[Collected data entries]
┌──

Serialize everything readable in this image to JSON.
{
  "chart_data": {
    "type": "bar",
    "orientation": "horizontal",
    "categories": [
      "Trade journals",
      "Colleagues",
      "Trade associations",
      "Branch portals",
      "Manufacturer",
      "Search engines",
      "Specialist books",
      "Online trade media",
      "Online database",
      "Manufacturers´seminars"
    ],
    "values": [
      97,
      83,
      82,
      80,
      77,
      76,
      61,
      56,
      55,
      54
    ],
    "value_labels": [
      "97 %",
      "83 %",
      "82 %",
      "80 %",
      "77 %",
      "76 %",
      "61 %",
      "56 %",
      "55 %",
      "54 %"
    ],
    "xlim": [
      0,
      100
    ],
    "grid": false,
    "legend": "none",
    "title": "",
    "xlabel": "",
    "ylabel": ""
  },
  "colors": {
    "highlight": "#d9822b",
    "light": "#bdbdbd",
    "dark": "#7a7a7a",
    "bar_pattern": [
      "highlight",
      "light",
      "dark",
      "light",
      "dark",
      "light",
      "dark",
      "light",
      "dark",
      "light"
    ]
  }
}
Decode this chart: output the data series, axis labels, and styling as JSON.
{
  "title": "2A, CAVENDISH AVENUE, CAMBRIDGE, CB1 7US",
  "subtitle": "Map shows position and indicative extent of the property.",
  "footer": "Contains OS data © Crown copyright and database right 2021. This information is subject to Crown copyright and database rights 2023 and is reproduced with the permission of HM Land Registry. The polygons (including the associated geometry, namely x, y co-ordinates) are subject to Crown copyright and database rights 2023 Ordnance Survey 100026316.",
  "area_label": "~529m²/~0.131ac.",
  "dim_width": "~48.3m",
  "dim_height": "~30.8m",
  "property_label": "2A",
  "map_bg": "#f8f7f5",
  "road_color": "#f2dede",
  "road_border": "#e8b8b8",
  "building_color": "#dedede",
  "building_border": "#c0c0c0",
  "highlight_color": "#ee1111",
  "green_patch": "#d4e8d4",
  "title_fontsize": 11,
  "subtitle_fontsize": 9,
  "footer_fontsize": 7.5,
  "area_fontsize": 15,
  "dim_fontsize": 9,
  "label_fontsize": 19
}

└──

§ **What is expected**
Set down the entries verbatim, leaving none out.

§ **Task response**
Serialize everything readable in this image to JSON.
{
  "chart_data": {
    "type": "bar",
    "orientation": "horizontal",
    "categories": [
      "Trade journals",
      "Colleagues",
      "Trade associations",
      "Branch portals",
      "Manufacturer",
      "Search engines",
      "Specialist books",
      "Online trade media",
      "Online database",
      "Manufacturers´seminars"
    ],
    "values": [
      97,
      83,
      82,
      80,
      77,
      76,
      61,
      56,
      55,
      54
    ],
    "value_labels": [
      "97 %",
      "83 %",
      "82 %",
      "80 %",
      "77 %",
      "76 %",
      "61 %",
      "56 %",
      "55 %",
      "54 %"
    ],
    "xlim": [
      0,
      100
    ],
    "grid": false,
    "legend": "none",
    "title": "",
    "xlabel": "",
    "ylabel": ""
  },
  "colors": {
    "highlight": "#d9822b",
    "light": "#bdbdbd",
    "dark": "#7a7a7a",
    "bar_pattern": [
      "highlight",
      "light",
      "dark",
      "light",
      "dark",
      "light",
      "dark",
      "light",
      "dark",
      "light"
    ]
  }
}
Decode this chart: output the data series, axis labels, and styling as JSON.
{
  "title": "2A, CAVENDISH AVENUE, CAMBRIDGE, CB1 7US",
  "subtitle": "Map shows position and indicative extent of the property.",
  "footer": "Contains OS data © Crown copyright and database right 2021. This information is subject to Crown copyright and database rights 2023 and is reproduced with the permission of HM Land Registry. The polygons (including the associated geometry, namely x, y co-ordinates) are subject to Crown copyright and database rights 2023 Ordnance Survey 100026316.",
  "area_label": "~529m²/~0.131ac.",
  "dim_width": "~48.3m",
  "dim_height": "~30.8m",
  "property_label": "2A",
  "map_bg": "#f8f7f5",
  "road_color": "#f2dede",
  "road_border": "#e8b8b8",
  "building_color": "#dedede",
  "building_border": "#c0c0c0",
  "highlight_color": "#ee1111",
  "green_patch": "#d4e8d4",
  "title_fontsize": 11,
  "subtitle_fontsize": 9,
  "footer_fontsize": 7.5,
  "area_fontsize": 15,
  "dim_fontsize": 9,
  "label_fontsize": 19
}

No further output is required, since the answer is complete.